▸ **TO BE DONE**
Write out the full listing again, exactly as it stands.

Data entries

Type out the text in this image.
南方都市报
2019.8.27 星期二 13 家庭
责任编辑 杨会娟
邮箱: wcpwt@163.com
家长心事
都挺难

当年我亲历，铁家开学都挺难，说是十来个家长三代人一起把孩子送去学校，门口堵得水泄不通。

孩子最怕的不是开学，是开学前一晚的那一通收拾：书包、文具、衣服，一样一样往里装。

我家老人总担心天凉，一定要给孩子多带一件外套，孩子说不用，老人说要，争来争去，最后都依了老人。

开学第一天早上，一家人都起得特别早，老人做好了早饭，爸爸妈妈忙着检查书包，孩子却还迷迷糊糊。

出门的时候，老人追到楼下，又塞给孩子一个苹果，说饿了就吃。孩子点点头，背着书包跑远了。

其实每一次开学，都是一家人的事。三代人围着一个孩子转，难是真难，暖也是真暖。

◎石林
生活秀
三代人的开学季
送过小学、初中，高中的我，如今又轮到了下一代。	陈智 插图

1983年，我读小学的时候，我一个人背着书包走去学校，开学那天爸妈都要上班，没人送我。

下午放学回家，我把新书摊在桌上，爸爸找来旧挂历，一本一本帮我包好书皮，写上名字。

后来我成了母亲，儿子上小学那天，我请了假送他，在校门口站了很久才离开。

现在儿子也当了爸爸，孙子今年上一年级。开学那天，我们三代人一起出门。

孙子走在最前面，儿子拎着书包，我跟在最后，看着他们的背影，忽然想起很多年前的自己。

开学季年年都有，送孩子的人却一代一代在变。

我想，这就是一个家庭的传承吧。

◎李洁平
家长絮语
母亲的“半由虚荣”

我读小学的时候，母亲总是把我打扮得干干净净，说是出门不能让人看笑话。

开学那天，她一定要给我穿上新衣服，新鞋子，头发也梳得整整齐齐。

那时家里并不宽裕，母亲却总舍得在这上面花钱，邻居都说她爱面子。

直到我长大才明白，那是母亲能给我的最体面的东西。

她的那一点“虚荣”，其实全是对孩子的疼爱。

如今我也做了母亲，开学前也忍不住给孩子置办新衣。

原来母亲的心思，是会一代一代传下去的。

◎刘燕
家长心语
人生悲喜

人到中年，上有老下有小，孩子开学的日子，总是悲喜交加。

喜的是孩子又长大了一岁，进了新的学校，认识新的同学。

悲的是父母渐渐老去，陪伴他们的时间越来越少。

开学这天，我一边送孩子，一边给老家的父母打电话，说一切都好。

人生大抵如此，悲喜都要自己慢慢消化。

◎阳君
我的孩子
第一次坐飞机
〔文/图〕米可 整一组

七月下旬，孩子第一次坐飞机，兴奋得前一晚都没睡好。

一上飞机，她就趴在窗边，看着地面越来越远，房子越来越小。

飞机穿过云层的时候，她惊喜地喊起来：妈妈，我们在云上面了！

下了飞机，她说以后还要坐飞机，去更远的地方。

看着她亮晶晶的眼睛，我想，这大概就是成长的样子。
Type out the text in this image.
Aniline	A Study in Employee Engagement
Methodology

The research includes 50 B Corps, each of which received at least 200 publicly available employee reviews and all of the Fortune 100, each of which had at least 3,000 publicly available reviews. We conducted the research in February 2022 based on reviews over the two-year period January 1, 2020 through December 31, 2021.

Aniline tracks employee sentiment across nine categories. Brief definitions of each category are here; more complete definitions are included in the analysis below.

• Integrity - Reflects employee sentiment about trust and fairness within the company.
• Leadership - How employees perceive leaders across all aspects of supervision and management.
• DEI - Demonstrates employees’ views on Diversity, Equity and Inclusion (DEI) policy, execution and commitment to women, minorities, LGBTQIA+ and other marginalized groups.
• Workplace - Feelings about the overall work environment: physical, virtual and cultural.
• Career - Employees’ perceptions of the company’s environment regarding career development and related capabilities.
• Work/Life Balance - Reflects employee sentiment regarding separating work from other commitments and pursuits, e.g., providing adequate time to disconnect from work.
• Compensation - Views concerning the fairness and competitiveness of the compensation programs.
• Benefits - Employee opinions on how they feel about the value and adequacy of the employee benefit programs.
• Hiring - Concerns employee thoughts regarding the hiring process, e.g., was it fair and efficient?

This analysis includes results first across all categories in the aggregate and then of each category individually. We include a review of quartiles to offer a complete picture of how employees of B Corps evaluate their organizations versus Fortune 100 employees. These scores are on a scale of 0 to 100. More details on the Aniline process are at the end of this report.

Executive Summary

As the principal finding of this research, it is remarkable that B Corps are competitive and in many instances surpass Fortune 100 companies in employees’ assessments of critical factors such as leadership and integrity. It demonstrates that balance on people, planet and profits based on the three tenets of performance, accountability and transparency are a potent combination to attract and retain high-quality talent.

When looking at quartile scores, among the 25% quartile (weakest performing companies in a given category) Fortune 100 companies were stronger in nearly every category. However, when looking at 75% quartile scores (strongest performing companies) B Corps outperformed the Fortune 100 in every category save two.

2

▸ **THE SOLUTION**
Type out the text in this image.
南方都市报
2019.8.27 星期二 13 家庭
责任编辑 杨会娟
邮箱: wcpwt@163.com
家长心事
都挺难

当年我亲历，铁家开学都挺难，说是十来个家长三代人一起把孩子送去学校，门口堵得水泄不通。

孩子最怕的不是开学，是开学前一晚的那一通收拾：书包、文具、衣服，一样一样往里装。

我家老人总担心天凉，一定要给孩子多带一件外套，孩子说不用，老人说要，争来争去，最后都依了老人。

开学第一天早上，一家人都起得特别早，老人做好了早饭，爸爸妈妈忙着检查书包，孩子却还迷迷糊糊。

出门的时候，老人追到楼下，又塞给孩子一个苹果，说饿了就吃。孩子点点头，背着书包跑远了。

其实每一次开学，都是一家人的事。三代人围着一个孩子转，难是真难，暖也是真暖。

◎石林
生活秀
三代人的开学季
送过小学、初中，高中的我，如今又轮到了下一代。	陈智 插图

1983年，我读小学的时候，我一个人背着书包走去学校，开学那天爸妈都要上班，没人送我。

下午放学回家，我把新书摊在桌上，爸爸找来旧挂历，一本一本帮我包好书皮，写上名字。

后来我成了母亲，儿子上小学那天，我请了假送他，在校门口站了很久才离开。

现在儿子也当了爸爸，孙子今年上一年级。开学那天，我们三代人一起出门。

孙子走在最前面，儿子拎着书包，我跟在最后，看着他们的背影，忽然想起很多年前的自己。

开学季年年都有，送孩子的人却一代一代在变。

我想，这就是一个家庭的传承吧。

◎李洁平
家长絮语
母亲的“半由虚荣”

我读小学的时候，母亲总是把我打扮得干干净净，说是出门不能让人看笑话。

开学那天，她一定要给我穿上新衣服，新鞋子，头发也梳得整整齐齐。

那时家里并不宽裕，母亲却总舍得在这上面花钱，邻居都说她爱面子。

直到我长大才明白，那是母亲能给我的最体面的东西。

她的那一点“虚荣”，其实全是对孩子的疼爱。

如今我也做了母亲，开学前也忍不住给孩子置办新衣。

原来母亲的心思，是会一代一代传下去的。

◎刘燕
家长心语
人生悲喜

人到中年，上有老下有小，孩子开学的日子，总是悲喜交加。

喜的是孩子又长大了一岁，进了新的学校，认识新的同学。

悲的是父母渐渐老去，陪伴他们的时间越来越少。

开学这天，我一边送孩子，一边给老家的父母打电话，说一切都好。

人生大抵如此，悲喜都要自己慢慢消化。

◎阳君
我的孩子
第一次坐飞机
〔文/图〕米可 整一组

七月下旬，孩子第一次坐飞机，兴奋得前一晚都没睡好。

一上飞机，她就趴在窗边，看着地面越来越远，房子越来越小。

飞机穿过云层的时候，她惊喜地喊起来：妈妈，我们在云上面了！

下了飞机，她说以后还要坐飞机，去更远的地方。

看着她亮晶晶的眼睛，我想，这大概就是成长的样子。
Type out the text in this image.
Aniline	A Study in Employee Engagement
Methodology

The research includes 50 B Corps, each of which received at least 200 publicly available employee reviews and all of the Fortune 100, each of which had at least 3,000 publicly available reviews. We conducted the research in February 2022 based on reviews over the two-year period January 1, 2020 through December 31, 2021.

Aniline tracks employee sentiment across nine categories. Brief definitions of each category are here; more complete definitions are included in the analysis below.

• Integrity - Reflects employee sentiment about trust and fairness within the company.
• Leadership - How employees perceive leaders across all aspects of supervision and management.
• DEI - Demonstrates employees’ views on Diversity, Equity and Inclusion (DEI) policy, execution and commitment to women, minorities, LGBTQIA+ and other marginalized groups.
• Workplace - Feelings about the overall work environment: physical, virtual and cultural.
• Career - Employees’ perceptions of the company’s environment regarding career development and related capabilities.
• Work/Life Balance - Reflects employee sentiment regarding separating work from other commitments and pursuits, e.g., providing adequate time to disconnect from work.
• Compensation - Views concerning the fairness and competitiveness of the compensation programs.
• Benefits - Employee opinions on how they feel about the value and adequacy of the employee benefit programs.
• Hiring - Concerns employee thoughts regarding the hiring process, e.g., was it fair and efficient?

This analysis includes results first across all categories in the aggregate and then of each category individually. We include a review of quartiles to offer a complete picture of how employees of B Corps evaluate their organizations versus Fortune 100 employees. These scores are on a scale of 0 to 100. More details on the Aniline process are at the end of this report.

Executive Summary

As the principal finding of this research, it is remarkable that B Corps are competitive and in many instances surpass Fortune 100 companies in employees’ assessments of critical factors such as leadership and integrity. It demonstrates that balance on people, planet and profits based on the three tenets of performance, accountability and transparency are a potent combination to attract and retain high-quality talent.

When looking at quartile scores, among the 25% quartile (weakest performing companies in a given category) Fortune 100 companies were stronger in nearly every category. However, when looking at 75% quartile scores (strongest performing companies) B Corps outperformed the Fortune 100 in every category save two.

2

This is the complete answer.